▸ **Document excerpt**:
[Start of Attachment]
Question

Express the following in the form $\frac{p}{q}$, where p and q are integers and $q\ne 0$.
(i) $0.\overline{47}$
(ii) $0.\overline{001}$
(iii) $0.5\overline{7}$
(iv) $0.2\overline{45}$
(v) $0.\overline{6}$
(vi) $1.\overline{5}$.

Answer 1

(i) Let $x=0.\overline{47}$. Then $x=0.474747$....
Since two digits are repeating, multiplying both sides by $100$, we get
$100x=\mathrm{47.474747...}=47+\mathrm{0.474747...}=47+x$
$99x=47$
$x=\frac{47}{99}$
$\therefore 0.\overline{47}=\frac{47}{99}$

(ii) Let $x=0.\overline{001}$. Then $x=\mathrm{0.001001001...}$
Since three digits are repeating, multiplying both sides by $1000$, we get
$1000x=\mathrm{1.001001001...}=1+\mathrm{0.001001001...}=1+x$
$1000x-x=1$
$999x=1$
$x=\frac{1}{999}$
$\therefore 0.\overline{001}=\frac{1}{999}$

(iii) Let $x=0.5\overline{7}$. Then $x=0.57777$....
[End of Attachment]
▸ **Stored data**:
[Start of Attachment]
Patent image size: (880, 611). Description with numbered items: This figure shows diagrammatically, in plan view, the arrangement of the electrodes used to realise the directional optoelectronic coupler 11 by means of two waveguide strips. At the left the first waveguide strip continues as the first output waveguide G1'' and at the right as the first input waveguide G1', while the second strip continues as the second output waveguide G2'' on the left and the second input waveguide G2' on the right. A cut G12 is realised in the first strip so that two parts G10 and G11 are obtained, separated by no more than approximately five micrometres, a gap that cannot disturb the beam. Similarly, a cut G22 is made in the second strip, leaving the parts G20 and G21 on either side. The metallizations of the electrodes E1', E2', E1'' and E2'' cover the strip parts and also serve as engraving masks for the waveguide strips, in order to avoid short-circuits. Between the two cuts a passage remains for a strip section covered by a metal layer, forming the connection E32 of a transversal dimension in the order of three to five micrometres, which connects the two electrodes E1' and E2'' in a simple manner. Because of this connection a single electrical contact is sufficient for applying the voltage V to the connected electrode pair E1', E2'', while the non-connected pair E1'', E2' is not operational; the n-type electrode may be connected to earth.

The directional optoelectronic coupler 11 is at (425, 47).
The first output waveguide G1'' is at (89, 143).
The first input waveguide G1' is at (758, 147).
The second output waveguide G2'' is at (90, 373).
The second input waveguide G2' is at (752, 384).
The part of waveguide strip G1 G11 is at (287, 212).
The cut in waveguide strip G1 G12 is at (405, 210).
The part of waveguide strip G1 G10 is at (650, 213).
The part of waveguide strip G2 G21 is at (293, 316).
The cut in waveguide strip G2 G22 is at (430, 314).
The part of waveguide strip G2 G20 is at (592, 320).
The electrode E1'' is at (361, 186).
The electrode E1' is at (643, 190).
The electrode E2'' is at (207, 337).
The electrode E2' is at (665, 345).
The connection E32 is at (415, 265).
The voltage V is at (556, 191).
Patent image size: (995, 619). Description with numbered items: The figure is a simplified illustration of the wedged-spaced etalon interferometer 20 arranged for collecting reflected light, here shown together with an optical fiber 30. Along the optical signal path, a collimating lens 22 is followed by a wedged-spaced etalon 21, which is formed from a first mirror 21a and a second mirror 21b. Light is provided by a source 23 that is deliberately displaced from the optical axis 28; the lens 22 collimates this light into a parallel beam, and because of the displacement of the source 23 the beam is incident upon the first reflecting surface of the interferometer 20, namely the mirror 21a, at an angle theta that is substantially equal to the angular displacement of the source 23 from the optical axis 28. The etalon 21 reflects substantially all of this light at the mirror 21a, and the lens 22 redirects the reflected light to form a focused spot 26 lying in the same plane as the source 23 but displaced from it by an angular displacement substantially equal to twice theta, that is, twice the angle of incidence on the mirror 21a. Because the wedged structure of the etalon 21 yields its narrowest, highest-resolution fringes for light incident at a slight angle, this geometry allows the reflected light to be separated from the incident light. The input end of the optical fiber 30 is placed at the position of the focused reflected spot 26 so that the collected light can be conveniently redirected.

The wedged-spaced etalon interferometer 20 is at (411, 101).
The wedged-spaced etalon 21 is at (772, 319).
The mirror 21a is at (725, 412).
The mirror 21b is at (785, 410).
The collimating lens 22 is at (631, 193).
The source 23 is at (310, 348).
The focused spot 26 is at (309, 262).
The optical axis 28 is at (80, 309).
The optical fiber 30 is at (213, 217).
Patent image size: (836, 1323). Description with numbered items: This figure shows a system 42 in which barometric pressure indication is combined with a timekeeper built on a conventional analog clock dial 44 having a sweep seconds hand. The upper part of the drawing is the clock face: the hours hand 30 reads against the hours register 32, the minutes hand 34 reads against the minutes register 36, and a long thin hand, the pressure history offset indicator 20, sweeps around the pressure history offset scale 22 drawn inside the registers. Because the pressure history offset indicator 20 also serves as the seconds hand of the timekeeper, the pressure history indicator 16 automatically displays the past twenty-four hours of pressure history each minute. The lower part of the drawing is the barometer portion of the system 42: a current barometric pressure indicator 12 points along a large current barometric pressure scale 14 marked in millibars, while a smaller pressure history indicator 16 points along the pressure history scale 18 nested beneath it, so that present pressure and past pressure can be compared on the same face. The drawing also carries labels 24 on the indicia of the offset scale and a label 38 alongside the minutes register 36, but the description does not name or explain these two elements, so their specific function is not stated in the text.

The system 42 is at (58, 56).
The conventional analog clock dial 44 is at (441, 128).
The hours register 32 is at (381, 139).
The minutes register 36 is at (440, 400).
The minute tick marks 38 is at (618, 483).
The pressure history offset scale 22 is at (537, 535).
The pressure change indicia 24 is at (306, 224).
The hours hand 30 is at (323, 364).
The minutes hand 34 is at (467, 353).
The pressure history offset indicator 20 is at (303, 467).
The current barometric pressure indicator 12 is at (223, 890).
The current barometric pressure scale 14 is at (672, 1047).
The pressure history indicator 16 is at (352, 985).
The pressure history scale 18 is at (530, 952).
[End of Attachment]
▸ **Explore the material**:
A) In the text on repeating decimals, rewrite the paragraph beginning "(i) Let $x=0.\overline{47}$" as a short list of steps, keeping its main facts.
B) Continue the text on repeating decimals from its last line.

▸ **Answer set**:
A)
- Let $x=0.\overline{47}=0.474747...$
- Two digits repeat, so multiply by $100$: $100x=47.474747...=47+x$
- Subtract to get $99x=47$, so $x=\frac{47}{99}$
- Therefore $0.\overline{47}=\frac{47}{99}$

B)
Multiplying both sides by $10,$ we get
$10x=\mathrm{5.7777....}=5.2+\mathrm{0.57777...}=5.2+x$
$9x=5.2$
$x=\frac{5.2}{9}$
$x=\frac{52}{90}$
$\therefore 0.5\overline{7}=\frac{52}{90}=\frac{26}{45}$

(iv) Let $x=0.2\overline{45}$. Then $x=\mathrm{0.2454545...}$
Multiplying both sides by $100$, we get
$100x=\mathrm{24.545454...}=24.3+\mathrm{0.2454545...}=24.3+x$
$99x=24.3$
$x=\frac{24.3}{99}$
$0.2\overline{45}=\frac{243}{990}=\frac{27}{110}$

(v) Let $x=0.\overline{6}$. Then $x=0.66666$...
Multiplying both sides by $10$, we get
$10x=\mathrm{6.66666....}=6+\mathrm{0.6666...}=6+x$
$9x=6$
$x=\frac{6}{9}=\frac{2}{3}$
$\therefore 0.\overline{6}=\frac{2}{3}$

(vi) Let $x=1.\overline{5}$. Then $x=\mathrm{1.55555...}$
Multiplying both sides by $10$, we get
$10x=\mathrm{15.5555...}=14+\mathrm{1.5555...}=114+x$
$9x=14$
$x=\frac{14}{9}$
$\therefore 1.\overline{5}=1\frac{5}{9}$
So, every number with a non-terminating and recurring decimal expansion can be expressed in the form $\frac{p}{q}$, where $p$ and $q$ are integers and $q$ not equal to zero.